- [Collected data]:
════════════════

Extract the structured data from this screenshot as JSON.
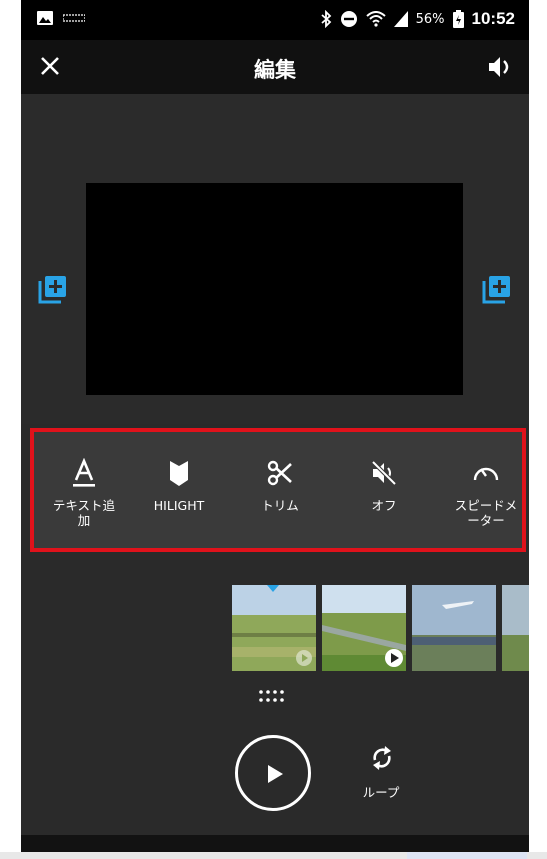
{
  "status_bar": {
    "battery_percent": "56%",
    "time": "10:52"
  },
  "app_bar": {
    "title": "編集"
  },
  "toolbar": {
    "items": [
      {
        "label": "テキスト追\n加",
        "icon": "text-a-icon"
      },
      {
        "label": "HILIGHT",
        "icon": "hilight-tag-icon"
      },
      {
        "label": "トリム",
        "icon": "scissors-icon"
      },
      {
        "label": "オフ",
        "icon": "mute-speaker-icon"
      },
      {
        "label": "スピードメ\nーター",
        "icon": "speedometer-icon"
      }
    ]
  },
  "playback": {
    "loop_label": "ループ"
  },
  "colors": {
    "accent": "#29a3e6",
    "highlight_border": "#e0121b"
  }
}
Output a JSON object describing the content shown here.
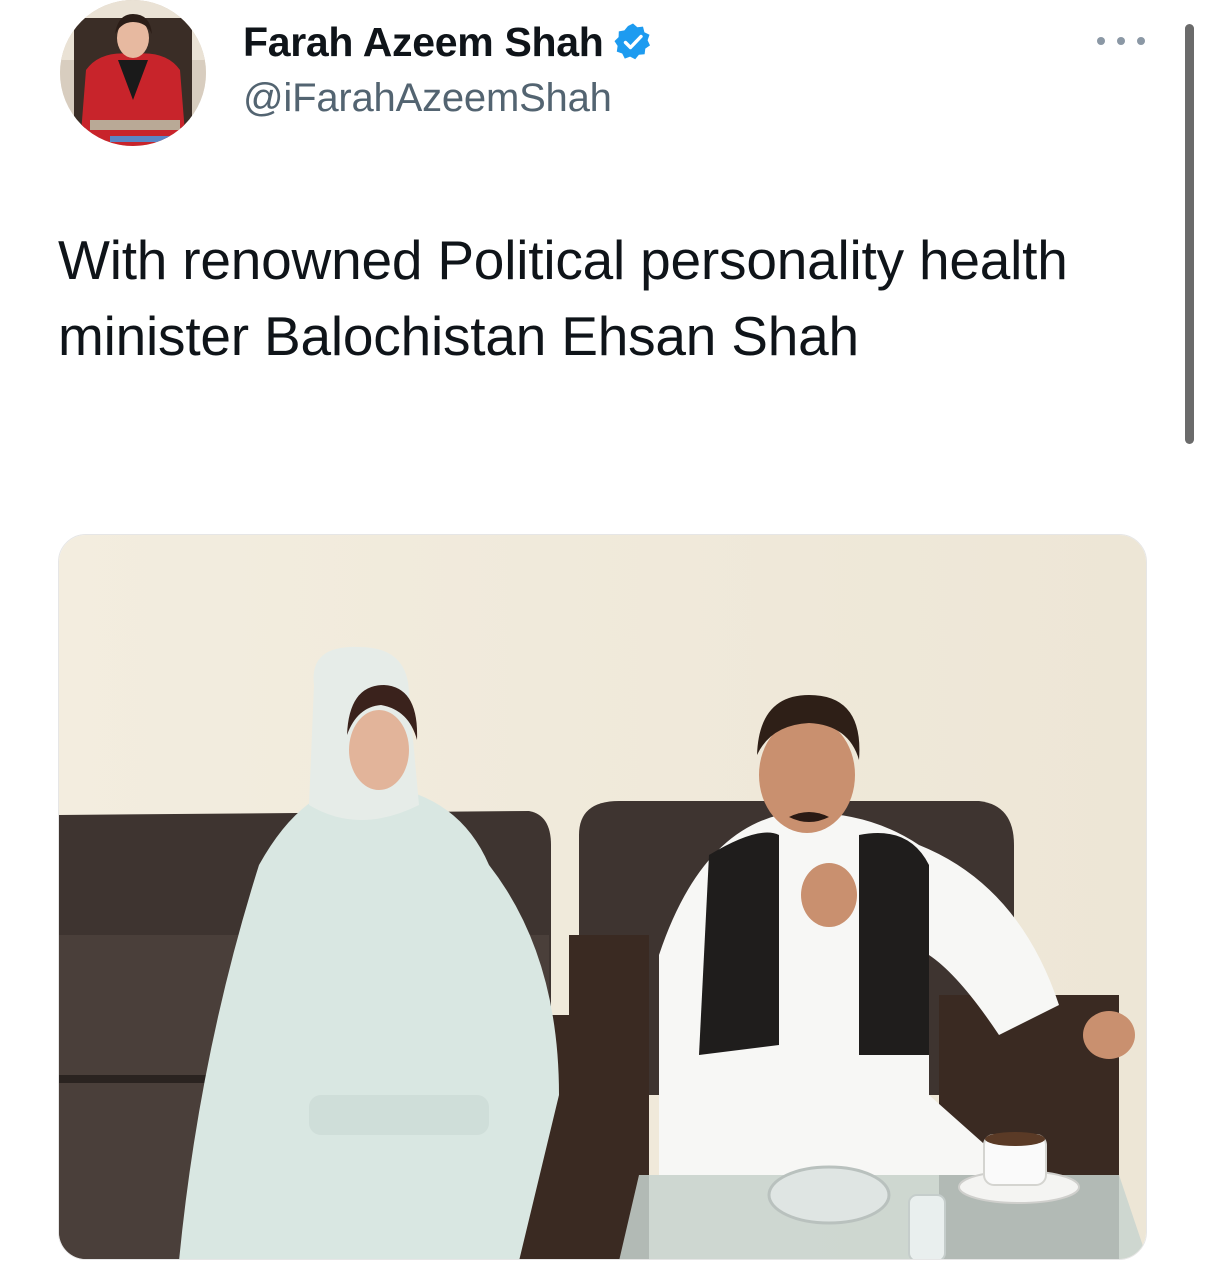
{
  "tweet": {
    "author": {
      "display_name": "Farah Azeem Shah",
      "handle": "@iFarahAzeemShah",
      "verified": true,
      "avatar_icon": "profile-photo"
    },
    "text": "With renowned Political personality health minister Balochistan Ehsan Shah",
    "media": {
      "type": "photo",
      "count": 1
    },
    "more_icon": "ellipsis-icon"
  },
  "colors": {
    "name": "#0f1419",
    "handle": "#536471",
    "verified": "#1d9bf0",
    "more_dots": "#8b98a5",
    "scrollbar": "#6b6b6b"
  }
}
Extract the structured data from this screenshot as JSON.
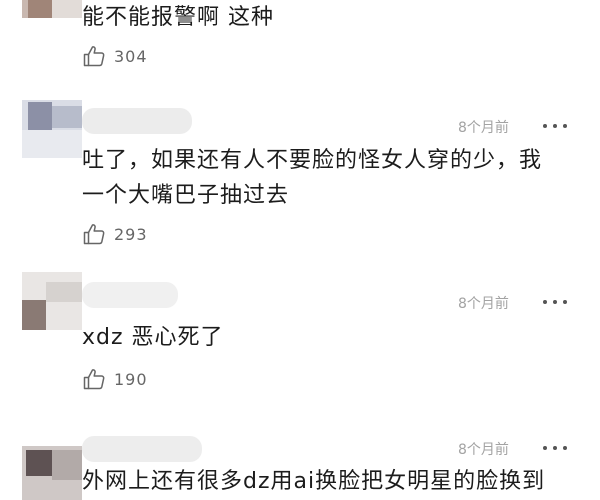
{
  "colors": {
    "text": "#1c1c1c",
    "meta": "#a3a3a3",
    "like_count": "#666666"
  },
  "comments": [
    {
      "time": "",
      "text_lines": [
        "能不能报警啊 这种"
      ],
      "likes": "304",
      "like_icon": "thumbs-up-icon",
      "more_icon": "more-dots-icon"
    },
    {
      "time": "8个月前",
      "text_lines": [
        "吐了，如果还有人不要脸的怪女人穿的少，我",
        "一个大嘴巴子抽过去"
      ],
      "likes": "293",
      "like_icon": "thumbs-up-icon",
      "more_icon": "more-dots-icon"
    },
    {
      "time": "8个月前",
      "text_lines": [
        "xdz 恶心死了"
      ],
      "likes": "190",
      "like_icon": "thumbs-up-icon",
      "more_icon": "more-dots-icon"
    },
    {
      "time": "8个月前",
      "text_lines": [
        "外网上还有很多dz用ai换脸把女明星的脸换到"
      ],
      "likes": "",
      "like_icon": "thumbs-up-icon",
      "more_icon": "more-dots-icon"
    }
  ]
}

════════════════

- [The problem]: Make an exact reproduction of the listing above, without any pictures.

- [Problem solution]:
Extract the structured data from this screenshot as JSON.
{
  "status_bar": {
    "battery_percent": "56%",
    "time": "10:52"
  },
  "app_bar": {
    "title": "編集"
  },
  "toolbar": {
    "items": [
      {
        "label": "テキスト追\n加",
        "icon": "text-a-icon"
      },
      {
        "label": "HILIGHT",
        "icon": "hilight-tag-icon"
      },
      {
        "label": "トリム",
        "icon": "scissors-icon"
      },
      {
        "label": "オフ",
        "icon": "mute-speaker-icon"
      },
      {
        "label": "スピードメ\nーター",
        "icon": "speedometer-icon"
      }
    ]
  },
  "playback": {
    "loop_label": "ループ"
  },
  "colors": {
    "accent": "#29a3e6",
    "highlight_border": "#e0121b"
  }
}
Output a JSON object describing the content shown here.
{
  "tweet": {
    "author": {
      "display_name": "Farah Azeem Shah",
      "handle": "@iFarahAzeemShah",
      "verified": true,
      "avatar_icon": "profile-photo"
    },
    "text": "With renowned Political personality health minister Balochistan Ehsan Shah",
    "media": {
      "type": "photo",
      "count": 1
    },
    "more_icon": "ellipsis-icon"
  },
  "colors": {
    "name": "#0f1419",
    "handle": "#536471",
    "verified": "#1d9bf0",
    "more_dots": "#8b98a5",
    "scrollbar": "#6b6b6b"
  }
}
Extract the structured data from this screenshot as JSON.
{
  "colors": {
    "text": "#1c1c1c",
    "meta": "#a3a3a3",
    "like_count": "#666666"
  },
  "comments": [
    {
      "time": "",
      "text_lines": [
        "能不能报警啊 这种"
      ],
      "likes": "304",
      "like_icon": "thumbs-up-icon",
      "more_icon": "more-dots-icon"
    },
    {
      "time": "8个月前",
      "text_lines": [
        "吐了，如果还有人不要脸的怪女人穿的少，我",
        "一个大嘴巴子抽过去"
      ],
      "likes": "293",
      "like_icon": "thumbs-up-icon",
      "more_icon": "more-dots-icon"
    },
    {
      "time": "8个月前",
      "text_lines": [
        "xdz 恶心死了"
      ],
      "likes": "190",
      "like_icon": "thumbs-up-icon",
      "more_icon": "more-dots-icon"
    },
    {
      "time": "8个月前",
      "text_lines": [
        "外网上还有很多dz用ai换脸把女明星的脸换到"
      ],
      "likes": "",
      "like_icon": "thumbs-up-icon",
      "more_icon": "more-dots-icon"
    }
  ]
}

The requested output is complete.